**GOAL**
Look through the data for the string "رافع". Copy every line where it is found.

**SOURCE DATA**
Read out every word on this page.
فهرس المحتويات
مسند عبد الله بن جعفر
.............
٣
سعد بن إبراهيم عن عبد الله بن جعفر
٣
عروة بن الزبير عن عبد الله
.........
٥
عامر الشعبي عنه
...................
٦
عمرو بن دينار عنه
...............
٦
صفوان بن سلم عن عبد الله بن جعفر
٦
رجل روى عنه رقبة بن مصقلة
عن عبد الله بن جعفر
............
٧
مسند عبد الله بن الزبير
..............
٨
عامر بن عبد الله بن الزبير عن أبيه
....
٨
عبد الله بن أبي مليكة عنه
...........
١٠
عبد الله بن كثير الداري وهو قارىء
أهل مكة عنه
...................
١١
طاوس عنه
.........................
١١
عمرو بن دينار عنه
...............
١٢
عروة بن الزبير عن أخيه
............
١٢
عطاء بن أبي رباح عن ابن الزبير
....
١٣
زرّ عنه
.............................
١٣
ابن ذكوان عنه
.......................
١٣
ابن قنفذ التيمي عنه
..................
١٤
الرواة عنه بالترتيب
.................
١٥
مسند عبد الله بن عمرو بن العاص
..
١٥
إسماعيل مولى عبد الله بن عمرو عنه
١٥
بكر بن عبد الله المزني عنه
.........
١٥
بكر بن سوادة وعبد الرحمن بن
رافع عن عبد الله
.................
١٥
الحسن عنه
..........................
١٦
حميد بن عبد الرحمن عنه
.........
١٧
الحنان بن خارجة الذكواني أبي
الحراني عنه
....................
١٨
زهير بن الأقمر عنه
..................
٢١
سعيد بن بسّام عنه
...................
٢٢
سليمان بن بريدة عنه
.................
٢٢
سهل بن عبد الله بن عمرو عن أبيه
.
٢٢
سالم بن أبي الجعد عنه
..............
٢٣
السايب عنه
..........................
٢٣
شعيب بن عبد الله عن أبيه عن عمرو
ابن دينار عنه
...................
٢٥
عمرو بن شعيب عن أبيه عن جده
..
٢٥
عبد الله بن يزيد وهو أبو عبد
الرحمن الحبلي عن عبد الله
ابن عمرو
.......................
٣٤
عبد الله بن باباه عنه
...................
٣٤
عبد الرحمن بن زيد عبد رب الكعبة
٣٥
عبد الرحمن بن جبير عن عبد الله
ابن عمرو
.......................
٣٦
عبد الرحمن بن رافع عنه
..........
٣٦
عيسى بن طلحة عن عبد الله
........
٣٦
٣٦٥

**ANSWER FOR THIS EXERCISE**
رافع عن عبد الله
عبد الرحمن بن رافع عنه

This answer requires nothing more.